» **Your objective**:
Find the word "JSON" in the records below. List each line containing it.

--- Start of Record list ---

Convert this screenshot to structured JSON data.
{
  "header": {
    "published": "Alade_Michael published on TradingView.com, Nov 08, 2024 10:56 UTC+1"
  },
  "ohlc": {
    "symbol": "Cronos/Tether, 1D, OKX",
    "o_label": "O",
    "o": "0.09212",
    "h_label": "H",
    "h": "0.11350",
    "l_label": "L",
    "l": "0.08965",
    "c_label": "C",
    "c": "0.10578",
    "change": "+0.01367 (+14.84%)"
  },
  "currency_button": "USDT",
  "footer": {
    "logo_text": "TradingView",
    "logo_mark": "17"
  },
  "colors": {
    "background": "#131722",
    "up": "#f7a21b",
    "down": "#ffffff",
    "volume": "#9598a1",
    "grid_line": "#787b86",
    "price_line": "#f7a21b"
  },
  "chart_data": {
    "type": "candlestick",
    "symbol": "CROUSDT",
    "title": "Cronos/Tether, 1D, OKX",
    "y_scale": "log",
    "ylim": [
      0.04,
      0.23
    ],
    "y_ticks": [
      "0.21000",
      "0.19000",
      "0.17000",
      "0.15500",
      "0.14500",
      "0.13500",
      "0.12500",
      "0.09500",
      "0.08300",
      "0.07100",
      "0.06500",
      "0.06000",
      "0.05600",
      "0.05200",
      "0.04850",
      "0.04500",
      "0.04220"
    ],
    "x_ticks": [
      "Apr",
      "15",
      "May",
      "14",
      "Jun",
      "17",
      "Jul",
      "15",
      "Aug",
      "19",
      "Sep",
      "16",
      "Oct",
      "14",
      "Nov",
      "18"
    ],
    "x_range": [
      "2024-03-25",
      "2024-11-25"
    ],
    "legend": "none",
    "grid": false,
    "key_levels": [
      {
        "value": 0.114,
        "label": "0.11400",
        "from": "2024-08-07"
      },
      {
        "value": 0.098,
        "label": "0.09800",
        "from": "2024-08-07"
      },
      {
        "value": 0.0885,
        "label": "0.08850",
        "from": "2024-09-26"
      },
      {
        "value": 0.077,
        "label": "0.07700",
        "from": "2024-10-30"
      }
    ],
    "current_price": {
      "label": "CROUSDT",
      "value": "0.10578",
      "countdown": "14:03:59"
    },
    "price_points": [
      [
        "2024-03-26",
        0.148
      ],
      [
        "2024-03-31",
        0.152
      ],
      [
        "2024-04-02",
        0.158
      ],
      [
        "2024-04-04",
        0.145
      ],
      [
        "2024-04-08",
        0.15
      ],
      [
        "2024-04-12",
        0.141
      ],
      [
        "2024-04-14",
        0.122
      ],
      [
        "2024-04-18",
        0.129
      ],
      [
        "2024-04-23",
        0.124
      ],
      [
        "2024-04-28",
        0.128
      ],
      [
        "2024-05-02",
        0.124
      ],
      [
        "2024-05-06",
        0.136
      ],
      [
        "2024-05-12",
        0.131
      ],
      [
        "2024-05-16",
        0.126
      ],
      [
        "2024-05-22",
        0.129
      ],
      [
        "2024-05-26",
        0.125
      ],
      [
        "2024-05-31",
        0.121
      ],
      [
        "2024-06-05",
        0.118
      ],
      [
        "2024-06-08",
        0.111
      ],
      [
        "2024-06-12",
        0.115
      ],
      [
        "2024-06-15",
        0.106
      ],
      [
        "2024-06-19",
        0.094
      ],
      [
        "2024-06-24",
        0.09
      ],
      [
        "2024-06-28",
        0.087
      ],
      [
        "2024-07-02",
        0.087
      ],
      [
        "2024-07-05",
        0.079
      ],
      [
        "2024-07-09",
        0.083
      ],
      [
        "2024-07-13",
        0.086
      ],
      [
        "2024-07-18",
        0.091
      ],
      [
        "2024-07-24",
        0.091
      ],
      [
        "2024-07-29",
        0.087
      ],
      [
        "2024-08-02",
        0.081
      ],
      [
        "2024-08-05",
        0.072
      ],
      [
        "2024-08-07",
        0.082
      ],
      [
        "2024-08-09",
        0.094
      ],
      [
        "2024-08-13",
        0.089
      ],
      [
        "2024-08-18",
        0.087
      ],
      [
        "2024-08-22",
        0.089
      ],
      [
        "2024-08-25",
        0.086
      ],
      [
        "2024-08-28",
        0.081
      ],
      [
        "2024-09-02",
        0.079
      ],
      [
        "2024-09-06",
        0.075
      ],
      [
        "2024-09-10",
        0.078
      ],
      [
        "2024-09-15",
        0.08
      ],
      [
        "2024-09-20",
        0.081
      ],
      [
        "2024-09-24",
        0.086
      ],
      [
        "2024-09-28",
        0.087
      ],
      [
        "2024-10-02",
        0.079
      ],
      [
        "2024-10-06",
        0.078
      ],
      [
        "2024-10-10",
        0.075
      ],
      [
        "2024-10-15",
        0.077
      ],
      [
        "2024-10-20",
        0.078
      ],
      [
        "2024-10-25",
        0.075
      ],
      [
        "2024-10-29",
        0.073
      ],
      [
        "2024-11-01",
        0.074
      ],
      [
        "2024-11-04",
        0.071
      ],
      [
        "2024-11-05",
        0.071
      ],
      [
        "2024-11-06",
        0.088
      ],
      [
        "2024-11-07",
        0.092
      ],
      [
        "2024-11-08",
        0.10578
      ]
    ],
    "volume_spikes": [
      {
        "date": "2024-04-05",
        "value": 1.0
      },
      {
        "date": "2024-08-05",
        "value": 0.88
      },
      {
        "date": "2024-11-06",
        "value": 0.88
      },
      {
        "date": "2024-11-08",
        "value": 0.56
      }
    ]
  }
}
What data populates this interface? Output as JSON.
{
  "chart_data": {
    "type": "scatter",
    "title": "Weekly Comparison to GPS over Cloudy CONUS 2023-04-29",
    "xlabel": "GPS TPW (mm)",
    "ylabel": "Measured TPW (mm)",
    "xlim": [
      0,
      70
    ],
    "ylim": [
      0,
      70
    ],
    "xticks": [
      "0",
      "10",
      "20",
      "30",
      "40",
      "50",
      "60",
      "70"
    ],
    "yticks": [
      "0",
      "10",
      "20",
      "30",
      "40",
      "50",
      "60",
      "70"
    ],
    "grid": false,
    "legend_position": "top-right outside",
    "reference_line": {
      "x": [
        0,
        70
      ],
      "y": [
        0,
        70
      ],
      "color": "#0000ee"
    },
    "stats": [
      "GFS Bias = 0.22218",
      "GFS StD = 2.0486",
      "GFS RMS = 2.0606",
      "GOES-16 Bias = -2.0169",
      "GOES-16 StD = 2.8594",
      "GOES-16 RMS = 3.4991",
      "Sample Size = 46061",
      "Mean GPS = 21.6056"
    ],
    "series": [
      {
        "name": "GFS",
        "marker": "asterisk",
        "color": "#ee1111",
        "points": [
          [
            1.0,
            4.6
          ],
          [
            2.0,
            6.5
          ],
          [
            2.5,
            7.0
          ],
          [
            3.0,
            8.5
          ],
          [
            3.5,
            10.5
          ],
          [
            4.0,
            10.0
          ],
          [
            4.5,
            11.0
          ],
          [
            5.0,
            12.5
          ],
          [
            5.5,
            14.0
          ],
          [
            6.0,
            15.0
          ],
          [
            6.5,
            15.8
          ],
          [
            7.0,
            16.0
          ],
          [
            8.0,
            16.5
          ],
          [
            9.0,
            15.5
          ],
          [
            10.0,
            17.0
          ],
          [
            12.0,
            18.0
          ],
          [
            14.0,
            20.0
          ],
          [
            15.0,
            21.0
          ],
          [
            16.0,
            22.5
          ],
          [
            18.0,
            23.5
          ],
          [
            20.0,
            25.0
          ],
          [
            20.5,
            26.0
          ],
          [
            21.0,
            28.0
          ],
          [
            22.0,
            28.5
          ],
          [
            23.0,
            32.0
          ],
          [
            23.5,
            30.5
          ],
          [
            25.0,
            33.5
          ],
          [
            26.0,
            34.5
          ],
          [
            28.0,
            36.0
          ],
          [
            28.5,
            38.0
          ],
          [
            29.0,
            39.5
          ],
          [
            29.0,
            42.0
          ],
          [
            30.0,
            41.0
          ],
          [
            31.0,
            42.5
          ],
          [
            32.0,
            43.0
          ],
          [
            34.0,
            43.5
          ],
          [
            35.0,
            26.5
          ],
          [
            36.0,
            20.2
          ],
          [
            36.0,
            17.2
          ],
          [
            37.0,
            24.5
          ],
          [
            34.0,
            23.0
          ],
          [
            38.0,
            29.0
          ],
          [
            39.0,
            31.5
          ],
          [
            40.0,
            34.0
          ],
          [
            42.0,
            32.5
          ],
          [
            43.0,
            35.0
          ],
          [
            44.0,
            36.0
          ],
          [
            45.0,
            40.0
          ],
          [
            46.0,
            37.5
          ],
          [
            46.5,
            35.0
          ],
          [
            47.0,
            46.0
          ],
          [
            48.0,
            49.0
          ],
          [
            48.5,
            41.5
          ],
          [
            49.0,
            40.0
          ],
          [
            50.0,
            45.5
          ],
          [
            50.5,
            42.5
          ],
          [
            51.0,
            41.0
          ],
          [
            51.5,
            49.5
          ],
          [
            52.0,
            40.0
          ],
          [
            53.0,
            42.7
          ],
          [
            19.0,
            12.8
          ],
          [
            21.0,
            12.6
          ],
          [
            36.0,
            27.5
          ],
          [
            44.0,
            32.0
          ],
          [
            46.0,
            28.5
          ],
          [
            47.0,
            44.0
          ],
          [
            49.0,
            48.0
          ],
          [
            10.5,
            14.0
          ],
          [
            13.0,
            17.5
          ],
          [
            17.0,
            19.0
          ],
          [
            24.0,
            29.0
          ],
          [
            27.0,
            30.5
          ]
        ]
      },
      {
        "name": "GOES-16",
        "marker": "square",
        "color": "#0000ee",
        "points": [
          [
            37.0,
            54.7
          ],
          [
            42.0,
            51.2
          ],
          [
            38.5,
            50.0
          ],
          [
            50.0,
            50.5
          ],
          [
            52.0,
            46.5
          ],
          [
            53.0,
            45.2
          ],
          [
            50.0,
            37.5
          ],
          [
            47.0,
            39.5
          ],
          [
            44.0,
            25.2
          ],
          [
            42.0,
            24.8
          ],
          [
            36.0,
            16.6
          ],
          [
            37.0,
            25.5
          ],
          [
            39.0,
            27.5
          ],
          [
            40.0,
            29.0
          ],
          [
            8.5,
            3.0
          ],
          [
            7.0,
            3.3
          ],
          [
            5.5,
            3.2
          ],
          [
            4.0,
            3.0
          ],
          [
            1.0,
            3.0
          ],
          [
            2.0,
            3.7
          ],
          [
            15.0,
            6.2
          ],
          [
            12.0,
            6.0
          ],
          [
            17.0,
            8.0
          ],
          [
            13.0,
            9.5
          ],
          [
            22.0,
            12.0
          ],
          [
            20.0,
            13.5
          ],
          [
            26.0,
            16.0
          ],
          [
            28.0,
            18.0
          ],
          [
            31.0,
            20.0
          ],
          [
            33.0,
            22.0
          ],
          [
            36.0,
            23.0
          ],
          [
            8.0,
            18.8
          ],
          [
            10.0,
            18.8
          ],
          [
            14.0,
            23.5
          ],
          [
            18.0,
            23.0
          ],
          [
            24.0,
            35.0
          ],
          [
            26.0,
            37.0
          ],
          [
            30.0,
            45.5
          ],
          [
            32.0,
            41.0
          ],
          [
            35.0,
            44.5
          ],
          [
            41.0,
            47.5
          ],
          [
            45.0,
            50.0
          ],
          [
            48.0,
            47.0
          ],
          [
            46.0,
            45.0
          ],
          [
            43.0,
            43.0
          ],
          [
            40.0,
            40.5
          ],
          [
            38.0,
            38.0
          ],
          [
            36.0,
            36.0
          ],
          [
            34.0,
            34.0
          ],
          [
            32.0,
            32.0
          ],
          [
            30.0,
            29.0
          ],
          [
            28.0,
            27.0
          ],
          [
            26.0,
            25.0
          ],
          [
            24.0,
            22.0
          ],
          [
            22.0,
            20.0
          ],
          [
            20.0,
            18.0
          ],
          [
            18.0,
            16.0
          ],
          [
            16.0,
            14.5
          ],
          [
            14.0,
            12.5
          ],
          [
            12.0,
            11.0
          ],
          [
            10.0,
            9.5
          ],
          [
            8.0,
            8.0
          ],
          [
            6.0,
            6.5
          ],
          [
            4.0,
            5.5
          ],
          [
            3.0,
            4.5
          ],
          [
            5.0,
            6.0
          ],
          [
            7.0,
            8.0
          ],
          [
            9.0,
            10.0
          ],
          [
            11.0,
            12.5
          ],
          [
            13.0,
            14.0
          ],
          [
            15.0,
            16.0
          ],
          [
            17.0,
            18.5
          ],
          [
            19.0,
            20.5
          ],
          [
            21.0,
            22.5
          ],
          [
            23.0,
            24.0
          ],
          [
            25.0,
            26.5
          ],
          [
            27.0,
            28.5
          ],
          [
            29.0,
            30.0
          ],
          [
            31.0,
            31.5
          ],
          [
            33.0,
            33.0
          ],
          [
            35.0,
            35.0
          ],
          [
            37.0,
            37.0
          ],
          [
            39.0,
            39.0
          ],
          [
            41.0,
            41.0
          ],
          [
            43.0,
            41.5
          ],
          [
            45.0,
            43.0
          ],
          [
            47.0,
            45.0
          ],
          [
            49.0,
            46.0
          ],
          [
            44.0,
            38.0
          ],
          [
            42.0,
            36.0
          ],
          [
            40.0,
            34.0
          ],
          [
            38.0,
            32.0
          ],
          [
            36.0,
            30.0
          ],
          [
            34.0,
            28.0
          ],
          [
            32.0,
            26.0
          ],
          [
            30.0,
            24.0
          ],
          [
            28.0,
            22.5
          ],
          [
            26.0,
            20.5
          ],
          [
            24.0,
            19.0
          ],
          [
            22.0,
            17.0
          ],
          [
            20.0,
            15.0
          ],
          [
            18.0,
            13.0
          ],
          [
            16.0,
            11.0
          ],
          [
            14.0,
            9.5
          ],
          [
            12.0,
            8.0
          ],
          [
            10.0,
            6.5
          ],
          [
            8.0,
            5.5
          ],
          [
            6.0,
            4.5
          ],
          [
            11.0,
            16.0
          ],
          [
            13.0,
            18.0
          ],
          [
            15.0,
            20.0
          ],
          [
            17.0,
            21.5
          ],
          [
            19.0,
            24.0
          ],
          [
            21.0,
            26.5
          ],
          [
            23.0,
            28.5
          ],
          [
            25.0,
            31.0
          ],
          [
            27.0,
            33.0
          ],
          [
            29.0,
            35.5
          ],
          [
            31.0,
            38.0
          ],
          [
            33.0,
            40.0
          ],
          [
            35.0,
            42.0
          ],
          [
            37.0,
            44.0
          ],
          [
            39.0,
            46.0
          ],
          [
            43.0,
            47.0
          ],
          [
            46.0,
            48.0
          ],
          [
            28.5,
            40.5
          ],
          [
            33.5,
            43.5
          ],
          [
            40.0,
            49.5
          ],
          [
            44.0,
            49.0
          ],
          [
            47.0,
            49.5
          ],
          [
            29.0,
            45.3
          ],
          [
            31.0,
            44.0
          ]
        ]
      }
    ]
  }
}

--- End of Record list ---

» **Answer for this exercise**:
Convert this screenshot to structured JSON data.
What data populates this interface? Output as JSON.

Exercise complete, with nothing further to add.